Work instructions:
Extract every line that contains the word "text".

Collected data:

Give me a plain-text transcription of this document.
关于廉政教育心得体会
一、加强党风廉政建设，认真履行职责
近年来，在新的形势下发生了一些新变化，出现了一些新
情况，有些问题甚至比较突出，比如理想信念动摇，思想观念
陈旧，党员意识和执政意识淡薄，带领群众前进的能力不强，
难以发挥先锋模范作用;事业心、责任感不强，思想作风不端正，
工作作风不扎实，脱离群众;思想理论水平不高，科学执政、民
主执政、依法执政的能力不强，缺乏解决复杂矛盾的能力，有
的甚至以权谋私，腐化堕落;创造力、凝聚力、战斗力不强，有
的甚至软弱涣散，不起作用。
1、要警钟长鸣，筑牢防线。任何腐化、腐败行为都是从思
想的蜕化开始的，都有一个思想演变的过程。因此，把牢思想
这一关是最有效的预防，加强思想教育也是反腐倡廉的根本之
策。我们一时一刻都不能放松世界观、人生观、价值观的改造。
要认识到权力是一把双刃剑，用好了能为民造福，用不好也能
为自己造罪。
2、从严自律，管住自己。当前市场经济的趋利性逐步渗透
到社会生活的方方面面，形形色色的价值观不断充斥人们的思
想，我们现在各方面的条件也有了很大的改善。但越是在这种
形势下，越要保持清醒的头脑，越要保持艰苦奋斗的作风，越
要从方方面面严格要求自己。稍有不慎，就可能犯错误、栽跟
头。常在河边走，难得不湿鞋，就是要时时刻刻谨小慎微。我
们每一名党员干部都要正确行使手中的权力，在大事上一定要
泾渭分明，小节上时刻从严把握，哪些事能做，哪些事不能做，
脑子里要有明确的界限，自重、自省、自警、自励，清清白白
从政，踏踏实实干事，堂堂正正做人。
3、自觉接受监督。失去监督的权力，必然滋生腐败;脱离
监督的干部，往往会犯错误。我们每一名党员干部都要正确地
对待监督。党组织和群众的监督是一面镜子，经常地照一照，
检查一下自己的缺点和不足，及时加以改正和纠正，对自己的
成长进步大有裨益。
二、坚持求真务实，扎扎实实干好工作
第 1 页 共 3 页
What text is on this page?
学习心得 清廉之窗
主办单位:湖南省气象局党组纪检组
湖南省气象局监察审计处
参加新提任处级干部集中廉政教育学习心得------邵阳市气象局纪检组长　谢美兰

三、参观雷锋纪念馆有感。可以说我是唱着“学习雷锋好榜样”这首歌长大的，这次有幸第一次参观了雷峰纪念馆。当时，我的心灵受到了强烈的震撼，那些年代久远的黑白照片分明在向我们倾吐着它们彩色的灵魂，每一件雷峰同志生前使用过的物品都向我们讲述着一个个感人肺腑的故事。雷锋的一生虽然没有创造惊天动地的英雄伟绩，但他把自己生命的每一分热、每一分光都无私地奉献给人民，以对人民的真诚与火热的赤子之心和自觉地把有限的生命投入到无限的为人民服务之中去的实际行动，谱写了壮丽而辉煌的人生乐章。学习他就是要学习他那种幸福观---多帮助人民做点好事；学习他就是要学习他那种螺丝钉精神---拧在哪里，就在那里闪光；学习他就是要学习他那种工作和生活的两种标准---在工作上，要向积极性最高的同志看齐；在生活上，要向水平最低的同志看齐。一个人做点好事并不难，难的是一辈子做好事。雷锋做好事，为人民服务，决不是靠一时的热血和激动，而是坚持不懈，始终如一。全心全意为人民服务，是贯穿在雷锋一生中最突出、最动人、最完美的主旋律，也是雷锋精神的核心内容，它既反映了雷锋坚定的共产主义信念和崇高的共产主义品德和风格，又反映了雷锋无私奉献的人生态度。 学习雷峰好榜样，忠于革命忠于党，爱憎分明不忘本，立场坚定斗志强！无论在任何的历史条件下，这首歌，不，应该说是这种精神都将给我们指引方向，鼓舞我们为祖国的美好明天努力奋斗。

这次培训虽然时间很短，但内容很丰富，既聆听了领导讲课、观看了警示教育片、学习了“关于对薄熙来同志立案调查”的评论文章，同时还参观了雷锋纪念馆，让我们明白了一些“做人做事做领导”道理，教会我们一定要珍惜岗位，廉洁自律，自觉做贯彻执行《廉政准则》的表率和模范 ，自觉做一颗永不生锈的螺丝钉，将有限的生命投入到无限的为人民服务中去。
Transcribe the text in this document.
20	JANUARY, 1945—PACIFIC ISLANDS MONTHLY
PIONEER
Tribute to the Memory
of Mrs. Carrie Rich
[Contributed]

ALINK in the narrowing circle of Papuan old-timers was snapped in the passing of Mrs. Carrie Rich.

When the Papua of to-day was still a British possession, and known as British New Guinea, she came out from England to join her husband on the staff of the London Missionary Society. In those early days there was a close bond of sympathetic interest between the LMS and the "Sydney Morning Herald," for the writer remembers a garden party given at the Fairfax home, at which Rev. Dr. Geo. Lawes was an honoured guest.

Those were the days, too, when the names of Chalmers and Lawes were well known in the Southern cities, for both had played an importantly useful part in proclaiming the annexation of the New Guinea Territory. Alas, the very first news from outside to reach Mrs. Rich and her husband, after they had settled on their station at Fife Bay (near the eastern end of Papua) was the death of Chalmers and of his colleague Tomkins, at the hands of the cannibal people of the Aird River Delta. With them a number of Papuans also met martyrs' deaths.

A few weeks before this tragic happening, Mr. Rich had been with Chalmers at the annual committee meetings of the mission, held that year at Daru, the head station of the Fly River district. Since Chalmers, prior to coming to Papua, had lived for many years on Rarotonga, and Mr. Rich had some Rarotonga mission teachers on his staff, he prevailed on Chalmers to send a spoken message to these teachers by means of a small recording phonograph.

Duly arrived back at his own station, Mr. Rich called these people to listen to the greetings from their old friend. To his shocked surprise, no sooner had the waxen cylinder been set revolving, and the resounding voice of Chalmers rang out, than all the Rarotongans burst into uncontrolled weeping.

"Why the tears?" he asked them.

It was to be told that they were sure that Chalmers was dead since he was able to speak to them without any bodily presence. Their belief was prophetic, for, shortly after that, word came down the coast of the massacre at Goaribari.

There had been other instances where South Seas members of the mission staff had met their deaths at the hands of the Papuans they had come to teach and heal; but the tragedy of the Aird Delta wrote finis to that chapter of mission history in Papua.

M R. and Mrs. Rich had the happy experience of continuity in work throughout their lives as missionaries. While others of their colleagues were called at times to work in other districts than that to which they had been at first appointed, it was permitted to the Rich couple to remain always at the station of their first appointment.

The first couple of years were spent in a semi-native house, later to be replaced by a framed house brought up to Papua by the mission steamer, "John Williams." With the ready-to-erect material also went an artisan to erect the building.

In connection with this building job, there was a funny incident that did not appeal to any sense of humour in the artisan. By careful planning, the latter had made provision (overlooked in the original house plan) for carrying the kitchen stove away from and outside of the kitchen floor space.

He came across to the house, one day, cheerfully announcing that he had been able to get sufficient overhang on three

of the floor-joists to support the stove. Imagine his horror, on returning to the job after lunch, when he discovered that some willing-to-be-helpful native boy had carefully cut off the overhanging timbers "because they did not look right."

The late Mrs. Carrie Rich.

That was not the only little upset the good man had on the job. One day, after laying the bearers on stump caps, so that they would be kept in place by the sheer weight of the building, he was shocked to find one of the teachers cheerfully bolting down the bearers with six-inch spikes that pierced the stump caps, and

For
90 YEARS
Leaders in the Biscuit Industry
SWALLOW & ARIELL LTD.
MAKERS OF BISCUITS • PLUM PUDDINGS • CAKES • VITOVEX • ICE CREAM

Response to the task:
Give me a plain-text transcription of this document.
What text is on this page?
Transcribe the text in this document.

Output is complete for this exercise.